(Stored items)
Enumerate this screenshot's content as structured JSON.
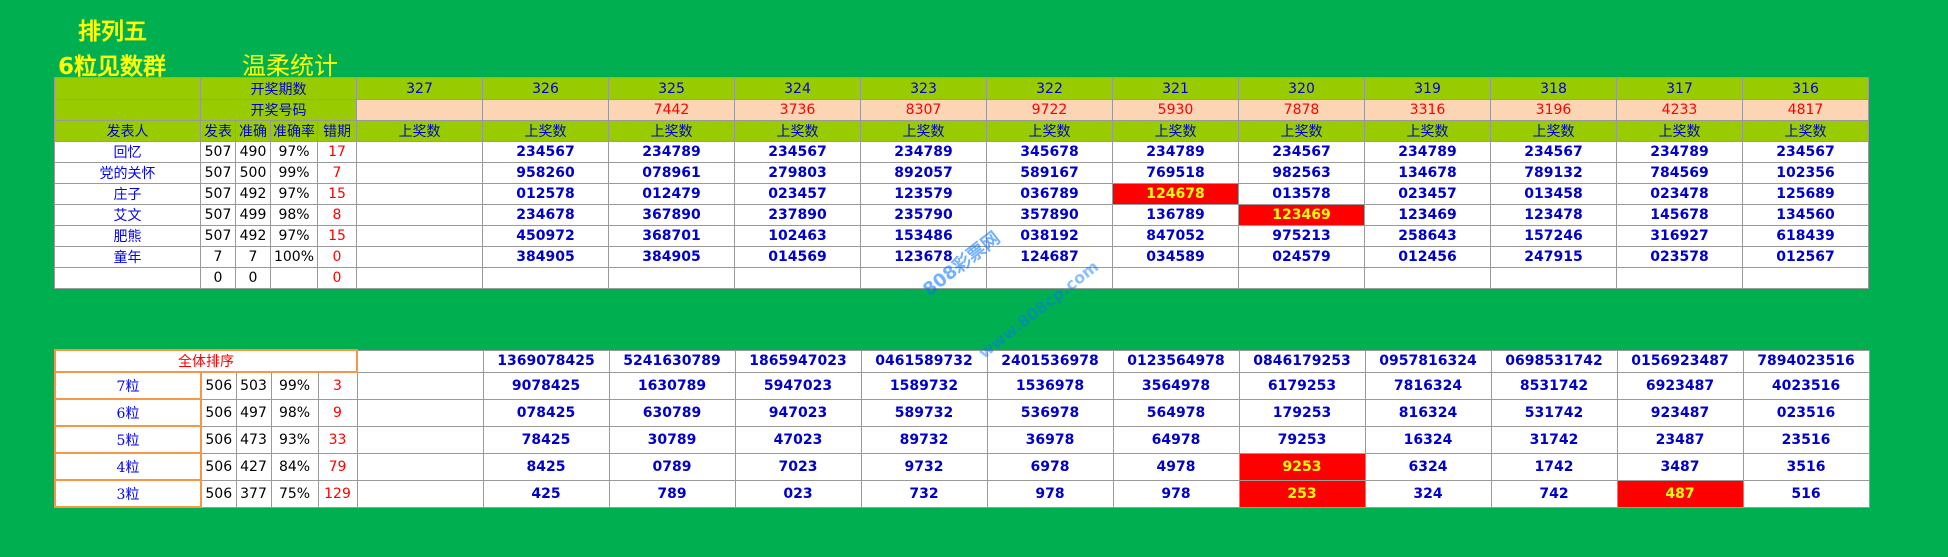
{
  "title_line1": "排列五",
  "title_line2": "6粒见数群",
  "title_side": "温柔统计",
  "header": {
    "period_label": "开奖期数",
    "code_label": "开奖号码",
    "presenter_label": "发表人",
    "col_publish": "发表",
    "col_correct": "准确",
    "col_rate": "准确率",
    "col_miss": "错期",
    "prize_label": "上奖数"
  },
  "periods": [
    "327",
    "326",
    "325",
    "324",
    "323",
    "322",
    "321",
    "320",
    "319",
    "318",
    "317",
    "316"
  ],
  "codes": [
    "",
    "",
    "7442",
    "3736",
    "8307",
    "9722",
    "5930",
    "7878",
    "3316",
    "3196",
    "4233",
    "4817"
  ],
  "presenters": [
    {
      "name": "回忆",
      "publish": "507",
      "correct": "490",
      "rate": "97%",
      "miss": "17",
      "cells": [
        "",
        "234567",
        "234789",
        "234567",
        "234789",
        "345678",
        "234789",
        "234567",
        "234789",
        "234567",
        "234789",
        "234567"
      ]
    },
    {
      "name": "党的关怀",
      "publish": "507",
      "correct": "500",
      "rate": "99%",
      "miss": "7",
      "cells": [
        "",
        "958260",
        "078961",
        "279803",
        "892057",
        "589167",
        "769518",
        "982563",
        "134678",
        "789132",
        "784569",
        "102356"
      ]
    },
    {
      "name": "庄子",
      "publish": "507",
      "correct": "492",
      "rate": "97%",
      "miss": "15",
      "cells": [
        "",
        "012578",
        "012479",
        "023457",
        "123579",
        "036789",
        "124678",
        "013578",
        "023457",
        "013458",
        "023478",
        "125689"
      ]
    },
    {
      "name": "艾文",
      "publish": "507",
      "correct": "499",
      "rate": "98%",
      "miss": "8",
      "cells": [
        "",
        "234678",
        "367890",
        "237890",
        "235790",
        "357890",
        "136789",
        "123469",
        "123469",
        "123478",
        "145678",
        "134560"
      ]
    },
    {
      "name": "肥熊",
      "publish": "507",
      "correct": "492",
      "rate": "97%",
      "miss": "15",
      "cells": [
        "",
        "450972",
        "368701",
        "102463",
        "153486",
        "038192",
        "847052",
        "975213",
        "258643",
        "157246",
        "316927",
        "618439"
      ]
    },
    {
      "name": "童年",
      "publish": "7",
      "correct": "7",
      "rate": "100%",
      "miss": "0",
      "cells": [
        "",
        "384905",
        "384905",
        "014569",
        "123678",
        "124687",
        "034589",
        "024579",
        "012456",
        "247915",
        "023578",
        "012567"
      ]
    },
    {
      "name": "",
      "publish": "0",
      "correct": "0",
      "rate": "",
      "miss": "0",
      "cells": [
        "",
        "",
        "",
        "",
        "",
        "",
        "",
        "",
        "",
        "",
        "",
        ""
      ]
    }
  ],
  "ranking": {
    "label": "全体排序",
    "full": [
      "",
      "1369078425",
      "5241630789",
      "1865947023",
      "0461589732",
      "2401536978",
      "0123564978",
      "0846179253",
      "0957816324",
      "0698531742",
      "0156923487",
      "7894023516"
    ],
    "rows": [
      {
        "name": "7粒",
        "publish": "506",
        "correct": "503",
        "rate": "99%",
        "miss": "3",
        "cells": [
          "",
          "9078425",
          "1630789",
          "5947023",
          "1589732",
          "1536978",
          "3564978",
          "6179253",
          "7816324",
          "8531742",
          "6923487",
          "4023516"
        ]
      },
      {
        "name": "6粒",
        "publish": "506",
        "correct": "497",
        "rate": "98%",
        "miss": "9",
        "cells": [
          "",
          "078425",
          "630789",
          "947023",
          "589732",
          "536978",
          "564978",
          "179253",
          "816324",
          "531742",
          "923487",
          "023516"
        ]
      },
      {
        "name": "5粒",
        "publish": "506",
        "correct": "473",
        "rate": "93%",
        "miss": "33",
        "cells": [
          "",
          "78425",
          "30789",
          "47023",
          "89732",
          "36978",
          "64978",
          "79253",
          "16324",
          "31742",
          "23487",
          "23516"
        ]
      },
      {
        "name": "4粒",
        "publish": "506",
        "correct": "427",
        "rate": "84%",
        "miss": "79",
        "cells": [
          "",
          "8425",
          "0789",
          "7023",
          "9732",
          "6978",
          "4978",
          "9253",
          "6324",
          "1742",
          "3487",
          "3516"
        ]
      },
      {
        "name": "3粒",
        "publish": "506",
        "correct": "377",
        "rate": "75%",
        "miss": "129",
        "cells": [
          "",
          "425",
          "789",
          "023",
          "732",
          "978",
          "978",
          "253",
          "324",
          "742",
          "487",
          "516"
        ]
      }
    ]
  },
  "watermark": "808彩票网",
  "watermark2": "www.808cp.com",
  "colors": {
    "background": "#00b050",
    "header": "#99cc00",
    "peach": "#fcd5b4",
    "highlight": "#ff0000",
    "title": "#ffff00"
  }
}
==
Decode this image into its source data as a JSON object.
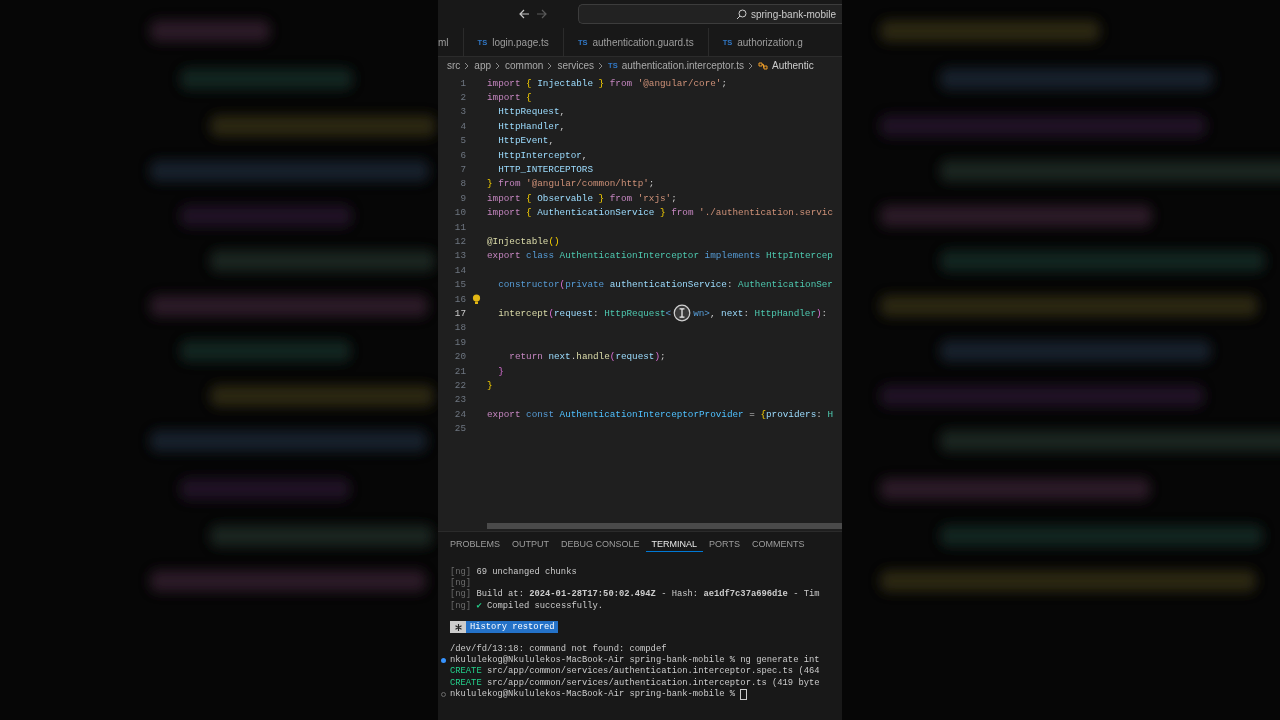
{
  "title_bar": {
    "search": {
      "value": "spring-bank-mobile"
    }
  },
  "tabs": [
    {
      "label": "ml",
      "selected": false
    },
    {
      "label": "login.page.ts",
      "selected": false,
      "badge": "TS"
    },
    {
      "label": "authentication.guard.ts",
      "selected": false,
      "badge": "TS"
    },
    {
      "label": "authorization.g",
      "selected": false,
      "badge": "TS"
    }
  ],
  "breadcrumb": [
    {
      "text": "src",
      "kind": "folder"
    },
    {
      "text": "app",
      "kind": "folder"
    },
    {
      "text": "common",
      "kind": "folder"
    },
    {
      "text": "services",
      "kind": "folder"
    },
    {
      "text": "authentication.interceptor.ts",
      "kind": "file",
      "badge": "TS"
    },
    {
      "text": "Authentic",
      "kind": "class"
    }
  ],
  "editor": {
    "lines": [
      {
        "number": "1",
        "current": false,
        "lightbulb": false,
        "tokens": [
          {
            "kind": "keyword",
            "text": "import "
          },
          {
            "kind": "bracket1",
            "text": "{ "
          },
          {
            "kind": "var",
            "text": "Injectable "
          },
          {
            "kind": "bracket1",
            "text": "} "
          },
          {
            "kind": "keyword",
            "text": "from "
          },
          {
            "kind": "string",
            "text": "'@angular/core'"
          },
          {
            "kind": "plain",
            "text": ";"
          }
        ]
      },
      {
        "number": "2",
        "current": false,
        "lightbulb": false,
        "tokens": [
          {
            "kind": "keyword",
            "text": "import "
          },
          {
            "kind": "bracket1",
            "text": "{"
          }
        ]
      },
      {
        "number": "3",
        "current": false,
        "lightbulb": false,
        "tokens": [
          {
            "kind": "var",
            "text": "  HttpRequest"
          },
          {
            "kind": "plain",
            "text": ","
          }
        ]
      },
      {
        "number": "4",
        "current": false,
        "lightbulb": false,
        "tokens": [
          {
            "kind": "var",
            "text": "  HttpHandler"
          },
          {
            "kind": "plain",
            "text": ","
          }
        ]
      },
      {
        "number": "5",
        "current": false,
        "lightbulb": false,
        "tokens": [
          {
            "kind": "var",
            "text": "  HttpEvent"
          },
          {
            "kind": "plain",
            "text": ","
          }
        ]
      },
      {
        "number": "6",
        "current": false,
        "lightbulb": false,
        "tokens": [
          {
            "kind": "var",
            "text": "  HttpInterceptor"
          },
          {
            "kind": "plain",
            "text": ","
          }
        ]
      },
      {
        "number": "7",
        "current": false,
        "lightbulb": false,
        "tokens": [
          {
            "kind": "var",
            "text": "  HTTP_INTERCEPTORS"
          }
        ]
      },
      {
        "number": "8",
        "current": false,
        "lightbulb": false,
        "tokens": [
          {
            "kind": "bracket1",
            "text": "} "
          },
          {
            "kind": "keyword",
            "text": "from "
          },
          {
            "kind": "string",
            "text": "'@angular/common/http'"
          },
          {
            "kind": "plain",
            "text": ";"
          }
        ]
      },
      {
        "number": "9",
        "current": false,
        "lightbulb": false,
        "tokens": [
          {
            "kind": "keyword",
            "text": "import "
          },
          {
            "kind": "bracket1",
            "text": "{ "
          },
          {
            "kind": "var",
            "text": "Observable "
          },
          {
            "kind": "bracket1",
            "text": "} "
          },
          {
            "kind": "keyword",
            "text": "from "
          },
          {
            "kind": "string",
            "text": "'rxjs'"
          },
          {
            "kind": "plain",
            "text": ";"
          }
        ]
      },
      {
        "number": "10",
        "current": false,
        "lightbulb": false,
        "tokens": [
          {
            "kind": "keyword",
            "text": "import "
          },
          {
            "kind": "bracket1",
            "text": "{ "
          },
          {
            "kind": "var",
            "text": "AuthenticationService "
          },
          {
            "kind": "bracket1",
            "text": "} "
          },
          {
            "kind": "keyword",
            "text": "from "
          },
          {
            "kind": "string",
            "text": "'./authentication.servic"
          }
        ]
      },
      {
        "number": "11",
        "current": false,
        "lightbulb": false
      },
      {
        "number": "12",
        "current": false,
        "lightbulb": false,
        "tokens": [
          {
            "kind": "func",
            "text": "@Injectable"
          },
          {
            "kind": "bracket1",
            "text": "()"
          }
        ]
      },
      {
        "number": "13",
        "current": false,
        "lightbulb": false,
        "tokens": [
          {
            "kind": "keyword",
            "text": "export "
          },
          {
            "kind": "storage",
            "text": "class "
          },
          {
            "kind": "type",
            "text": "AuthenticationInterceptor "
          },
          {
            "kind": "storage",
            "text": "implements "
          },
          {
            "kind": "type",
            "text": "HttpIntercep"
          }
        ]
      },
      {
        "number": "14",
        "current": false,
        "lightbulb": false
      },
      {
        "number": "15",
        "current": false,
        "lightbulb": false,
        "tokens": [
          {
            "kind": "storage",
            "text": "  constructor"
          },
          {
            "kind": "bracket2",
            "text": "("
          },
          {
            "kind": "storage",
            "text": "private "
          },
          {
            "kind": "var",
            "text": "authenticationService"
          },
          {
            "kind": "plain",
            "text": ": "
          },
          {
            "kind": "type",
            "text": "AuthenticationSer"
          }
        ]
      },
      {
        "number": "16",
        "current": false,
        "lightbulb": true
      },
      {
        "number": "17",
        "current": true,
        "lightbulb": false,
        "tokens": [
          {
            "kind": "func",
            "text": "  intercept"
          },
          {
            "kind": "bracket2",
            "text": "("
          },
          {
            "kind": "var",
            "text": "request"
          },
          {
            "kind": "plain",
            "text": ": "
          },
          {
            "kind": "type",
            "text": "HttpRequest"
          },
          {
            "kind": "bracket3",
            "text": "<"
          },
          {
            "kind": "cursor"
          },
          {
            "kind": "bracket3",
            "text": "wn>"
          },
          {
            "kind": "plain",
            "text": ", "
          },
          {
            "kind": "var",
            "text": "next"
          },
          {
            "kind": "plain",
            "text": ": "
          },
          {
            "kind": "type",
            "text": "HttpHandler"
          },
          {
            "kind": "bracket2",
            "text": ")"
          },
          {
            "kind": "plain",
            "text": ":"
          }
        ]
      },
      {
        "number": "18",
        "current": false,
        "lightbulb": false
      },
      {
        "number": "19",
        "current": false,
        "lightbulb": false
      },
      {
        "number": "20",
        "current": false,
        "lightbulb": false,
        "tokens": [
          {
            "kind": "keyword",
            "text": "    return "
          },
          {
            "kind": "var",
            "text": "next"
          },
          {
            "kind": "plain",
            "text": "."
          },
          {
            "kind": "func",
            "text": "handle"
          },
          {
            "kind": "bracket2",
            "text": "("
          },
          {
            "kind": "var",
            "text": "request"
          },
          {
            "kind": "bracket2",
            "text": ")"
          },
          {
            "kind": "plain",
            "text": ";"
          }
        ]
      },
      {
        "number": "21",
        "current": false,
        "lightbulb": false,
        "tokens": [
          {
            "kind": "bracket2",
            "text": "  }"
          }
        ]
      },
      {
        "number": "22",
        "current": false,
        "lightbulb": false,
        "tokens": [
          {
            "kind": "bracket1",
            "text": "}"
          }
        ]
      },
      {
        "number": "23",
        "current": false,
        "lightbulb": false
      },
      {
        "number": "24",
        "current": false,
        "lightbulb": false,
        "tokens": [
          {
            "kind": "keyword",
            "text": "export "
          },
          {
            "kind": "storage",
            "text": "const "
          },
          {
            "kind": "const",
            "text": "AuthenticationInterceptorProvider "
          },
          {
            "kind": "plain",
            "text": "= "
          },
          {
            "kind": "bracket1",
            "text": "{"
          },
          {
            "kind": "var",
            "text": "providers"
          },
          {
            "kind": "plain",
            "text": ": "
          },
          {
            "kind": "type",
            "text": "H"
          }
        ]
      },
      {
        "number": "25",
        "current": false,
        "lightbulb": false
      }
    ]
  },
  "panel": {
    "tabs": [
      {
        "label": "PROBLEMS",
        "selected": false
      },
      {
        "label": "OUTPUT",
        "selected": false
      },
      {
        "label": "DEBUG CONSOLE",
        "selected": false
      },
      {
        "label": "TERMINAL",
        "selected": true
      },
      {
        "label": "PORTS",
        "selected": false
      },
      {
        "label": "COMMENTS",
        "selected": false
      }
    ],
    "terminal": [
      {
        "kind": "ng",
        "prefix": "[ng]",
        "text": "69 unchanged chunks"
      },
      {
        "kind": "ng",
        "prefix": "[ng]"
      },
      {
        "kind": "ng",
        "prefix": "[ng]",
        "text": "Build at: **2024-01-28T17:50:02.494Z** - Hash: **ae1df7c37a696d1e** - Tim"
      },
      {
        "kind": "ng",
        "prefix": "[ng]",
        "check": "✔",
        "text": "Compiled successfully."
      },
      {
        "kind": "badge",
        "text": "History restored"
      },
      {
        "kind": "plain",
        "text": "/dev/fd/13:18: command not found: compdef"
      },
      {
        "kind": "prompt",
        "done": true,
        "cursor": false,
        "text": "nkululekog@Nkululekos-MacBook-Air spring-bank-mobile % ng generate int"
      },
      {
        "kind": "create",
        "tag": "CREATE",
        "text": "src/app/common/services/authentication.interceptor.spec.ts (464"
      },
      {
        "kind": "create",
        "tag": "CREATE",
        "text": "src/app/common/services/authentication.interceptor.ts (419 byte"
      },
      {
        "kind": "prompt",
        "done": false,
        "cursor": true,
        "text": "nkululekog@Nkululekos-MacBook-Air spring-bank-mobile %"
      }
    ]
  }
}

EXERCISE. Going through the entries above, tally each line that has the word "Nkululekos". Answer with the number only.

PROBLEM SOLUTION. 2